→ **What to produce**
In the entries below, find the lines that contain the word "function" and copy them.

Records that describe figures:
※ ※ ※
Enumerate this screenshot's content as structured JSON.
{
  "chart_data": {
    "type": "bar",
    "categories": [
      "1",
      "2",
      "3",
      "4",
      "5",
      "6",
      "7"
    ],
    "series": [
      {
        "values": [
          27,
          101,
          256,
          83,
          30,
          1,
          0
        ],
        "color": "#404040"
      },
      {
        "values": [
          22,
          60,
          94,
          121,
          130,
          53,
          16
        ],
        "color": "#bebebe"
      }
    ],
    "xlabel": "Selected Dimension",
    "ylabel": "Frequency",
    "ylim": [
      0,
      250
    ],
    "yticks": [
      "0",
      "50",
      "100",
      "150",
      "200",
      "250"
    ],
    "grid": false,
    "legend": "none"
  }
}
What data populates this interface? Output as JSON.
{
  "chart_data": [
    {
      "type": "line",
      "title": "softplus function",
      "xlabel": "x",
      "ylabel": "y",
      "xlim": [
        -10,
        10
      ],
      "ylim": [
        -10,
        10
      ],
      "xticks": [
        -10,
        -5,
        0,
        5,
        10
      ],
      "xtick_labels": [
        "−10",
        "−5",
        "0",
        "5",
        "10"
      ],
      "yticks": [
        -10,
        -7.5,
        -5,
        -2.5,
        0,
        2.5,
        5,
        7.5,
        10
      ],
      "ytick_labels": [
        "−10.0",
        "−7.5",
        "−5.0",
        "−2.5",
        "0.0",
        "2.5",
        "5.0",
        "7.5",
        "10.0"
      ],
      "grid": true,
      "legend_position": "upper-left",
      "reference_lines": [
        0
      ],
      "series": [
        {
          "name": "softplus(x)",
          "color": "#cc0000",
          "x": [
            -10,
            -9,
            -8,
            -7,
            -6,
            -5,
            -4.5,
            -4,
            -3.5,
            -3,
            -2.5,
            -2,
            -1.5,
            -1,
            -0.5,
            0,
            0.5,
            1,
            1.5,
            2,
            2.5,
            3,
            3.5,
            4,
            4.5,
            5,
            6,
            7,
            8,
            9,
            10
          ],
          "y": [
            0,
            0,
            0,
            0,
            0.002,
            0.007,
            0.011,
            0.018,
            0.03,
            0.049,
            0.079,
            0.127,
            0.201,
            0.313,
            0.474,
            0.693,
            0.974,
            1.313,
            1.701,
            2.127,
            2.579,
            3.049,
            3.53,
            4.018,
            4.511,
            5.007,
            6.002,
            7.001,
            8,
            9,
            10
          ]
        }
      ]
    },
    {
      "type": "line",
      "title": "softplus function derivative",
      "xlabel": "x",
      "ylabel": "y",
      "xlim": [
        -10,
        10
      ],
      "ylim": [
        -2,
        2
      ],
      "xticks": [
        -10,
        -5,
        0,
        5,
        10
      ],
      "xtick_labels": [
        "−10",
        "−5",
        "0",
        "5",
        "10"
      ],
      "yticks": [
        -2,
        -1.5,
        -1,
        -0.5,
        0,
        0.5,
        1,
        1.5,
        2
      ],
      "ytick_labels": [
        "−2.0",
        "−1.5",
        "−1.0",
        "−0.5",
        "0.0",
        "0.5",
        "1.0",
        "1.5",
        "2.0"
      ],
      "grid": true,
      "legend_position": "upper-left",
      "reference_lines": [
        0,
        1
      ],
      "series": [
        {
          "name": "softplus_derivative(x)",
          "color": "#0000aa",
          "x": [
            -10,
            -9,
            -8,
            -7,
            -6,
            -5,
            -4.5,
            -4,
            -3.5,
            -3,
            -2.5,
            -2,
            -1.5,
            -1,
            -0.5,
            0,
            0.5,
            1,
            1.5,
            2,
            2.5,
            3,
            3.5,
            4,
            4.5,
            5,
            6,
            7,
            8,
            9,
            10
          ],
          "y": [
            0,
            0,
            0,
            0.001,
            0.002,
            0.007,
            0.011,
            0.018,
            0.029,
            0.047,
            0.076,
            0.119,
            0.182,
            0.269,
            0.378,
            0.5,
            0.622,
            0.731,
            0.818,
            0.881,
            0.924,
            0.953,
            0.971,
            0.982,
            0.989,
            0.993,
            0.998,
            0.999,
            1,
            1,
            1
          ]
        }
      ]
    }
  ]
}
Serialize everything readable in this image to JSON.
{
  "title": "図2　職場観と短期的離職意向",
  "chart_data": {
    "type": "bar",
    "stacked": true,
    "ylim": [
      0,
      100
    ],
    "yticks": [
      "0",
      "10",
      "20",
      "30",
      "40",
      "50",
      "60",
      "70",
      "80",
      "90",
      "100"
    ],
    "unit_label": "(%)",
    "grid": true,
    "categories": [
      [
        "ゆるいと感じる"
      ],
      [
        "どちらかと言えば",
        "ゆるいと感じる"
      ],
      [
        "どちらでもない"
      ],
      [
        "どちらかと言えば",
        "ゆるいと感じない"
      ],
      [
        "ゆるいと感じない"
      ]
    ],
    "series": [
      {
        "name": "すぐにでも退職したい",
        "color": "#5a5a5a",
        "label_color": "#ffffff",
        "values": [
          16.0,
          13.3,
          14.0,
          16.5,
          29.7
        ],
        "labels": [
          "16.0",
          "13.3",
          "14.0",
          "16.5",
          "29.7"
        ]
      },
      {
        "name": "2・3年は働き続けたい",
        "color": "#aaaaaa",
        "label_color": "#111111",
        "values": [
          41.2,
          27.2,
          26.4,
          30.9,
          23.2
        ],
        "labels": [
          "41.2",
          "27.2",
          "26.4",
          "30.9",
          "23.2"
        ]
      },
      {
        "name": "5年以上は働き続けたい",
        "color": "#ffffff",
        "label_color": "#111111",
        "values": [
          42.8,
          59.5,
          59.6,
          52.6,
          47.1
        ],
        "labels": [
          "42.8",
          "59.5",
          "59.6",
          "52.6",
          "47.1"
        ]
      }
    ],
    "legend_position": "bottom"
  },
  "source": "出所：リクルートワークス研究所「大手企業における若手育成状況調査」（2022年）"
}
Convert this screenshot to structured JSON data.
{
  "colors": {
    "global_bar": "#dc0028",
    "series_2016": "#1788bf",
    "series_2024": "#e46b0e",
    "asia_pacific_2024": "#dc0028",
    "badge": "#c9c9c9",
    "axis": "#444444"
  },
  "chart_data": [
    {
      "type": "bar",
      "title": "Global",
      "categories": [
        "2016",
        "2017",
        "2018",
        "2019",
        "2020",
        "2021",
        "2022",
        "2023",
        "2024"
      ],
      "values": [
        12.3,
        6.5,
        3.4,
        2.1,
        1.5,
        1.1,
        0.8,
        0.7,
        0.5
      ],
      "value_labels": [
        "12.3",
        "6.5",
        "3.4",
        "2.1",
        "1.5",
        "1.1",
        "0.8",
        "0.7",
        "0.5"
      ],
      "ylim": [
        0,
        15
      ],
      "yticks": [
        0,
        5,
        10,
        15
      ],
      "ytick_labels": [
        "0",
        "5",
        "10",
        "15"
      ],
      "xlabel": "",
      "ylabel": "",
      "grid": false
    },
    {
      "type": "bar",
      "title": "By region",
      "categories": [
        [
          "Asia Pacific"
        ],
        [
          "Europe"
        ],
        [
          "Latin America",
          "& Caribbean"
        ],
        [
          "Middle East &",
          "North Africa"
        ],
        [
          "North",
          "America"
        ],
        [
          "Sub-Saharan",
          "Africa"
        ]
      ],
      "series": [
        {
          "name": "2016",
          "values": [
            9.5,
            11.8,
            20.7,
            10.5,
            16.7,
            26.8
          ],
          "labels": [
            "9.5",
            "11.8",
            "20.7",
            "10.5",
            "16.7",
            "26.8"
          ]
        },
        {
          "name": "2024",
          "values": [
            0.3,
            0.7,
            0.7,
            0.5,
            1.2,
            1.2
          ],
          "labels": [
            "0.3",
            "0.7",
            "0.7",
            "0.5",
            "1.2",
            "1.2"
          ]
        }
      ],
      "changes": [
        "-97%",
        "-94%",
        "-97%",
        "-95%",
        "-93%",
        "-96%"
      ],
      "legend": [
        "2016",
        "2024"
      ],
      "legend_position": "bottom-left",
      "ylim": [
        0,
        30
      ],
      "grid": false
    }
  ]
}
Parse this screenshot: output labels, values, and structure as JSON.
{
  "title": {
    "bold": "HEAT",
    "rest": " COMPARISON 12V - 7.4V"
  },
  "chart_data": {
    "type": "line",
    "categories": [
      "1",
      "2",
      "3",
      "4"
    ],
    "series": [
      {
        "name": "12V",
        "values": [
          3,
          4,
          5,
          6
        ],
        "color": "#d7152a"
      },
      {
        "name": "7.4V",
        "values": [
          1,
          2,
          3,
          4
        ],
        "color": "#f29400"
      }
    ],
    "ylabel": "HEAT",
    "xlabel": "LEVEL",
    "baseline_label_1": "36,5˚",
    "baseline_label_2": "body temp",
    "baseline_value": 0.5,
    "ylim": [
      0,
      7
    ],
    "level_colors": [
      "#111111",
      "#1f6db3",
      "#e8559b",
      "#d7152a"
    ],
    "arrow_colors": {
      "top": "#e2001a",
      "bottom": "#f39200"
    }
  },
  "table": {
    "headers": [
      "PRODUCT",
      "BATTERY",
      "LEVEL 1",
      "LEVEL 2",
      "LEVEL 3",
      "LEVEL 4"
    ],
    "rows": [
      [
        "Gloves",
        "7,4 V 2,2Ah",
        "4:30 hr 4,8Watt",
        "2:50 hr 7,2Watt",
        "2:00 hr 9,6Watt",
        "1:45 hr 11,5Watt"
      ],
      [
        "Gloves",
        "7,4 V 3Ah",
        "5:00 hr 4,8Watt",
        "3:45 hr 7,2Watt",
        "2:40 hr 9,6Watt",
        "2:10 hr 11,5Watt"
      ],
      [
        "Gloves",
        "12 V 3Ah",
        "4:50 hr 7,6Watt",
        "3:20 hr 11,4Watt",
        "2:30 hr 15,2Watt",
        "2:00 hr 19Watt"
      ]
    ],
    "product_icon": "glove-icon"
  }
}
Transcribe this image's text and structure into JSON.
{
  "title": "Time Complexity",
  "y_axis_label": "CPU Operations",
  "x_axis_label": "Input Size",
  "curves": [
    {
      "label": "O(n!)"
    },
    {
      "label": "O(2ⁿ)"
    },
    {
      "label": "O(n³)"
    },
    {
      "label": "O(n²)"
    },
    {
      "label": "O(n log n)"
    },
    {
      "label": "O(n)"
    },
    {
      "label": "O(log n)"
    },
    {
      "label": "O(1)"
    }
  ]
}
※ ※ ※
→ **Correct answer**
      "title": "softplus function",
      "title": "softplus function derivative",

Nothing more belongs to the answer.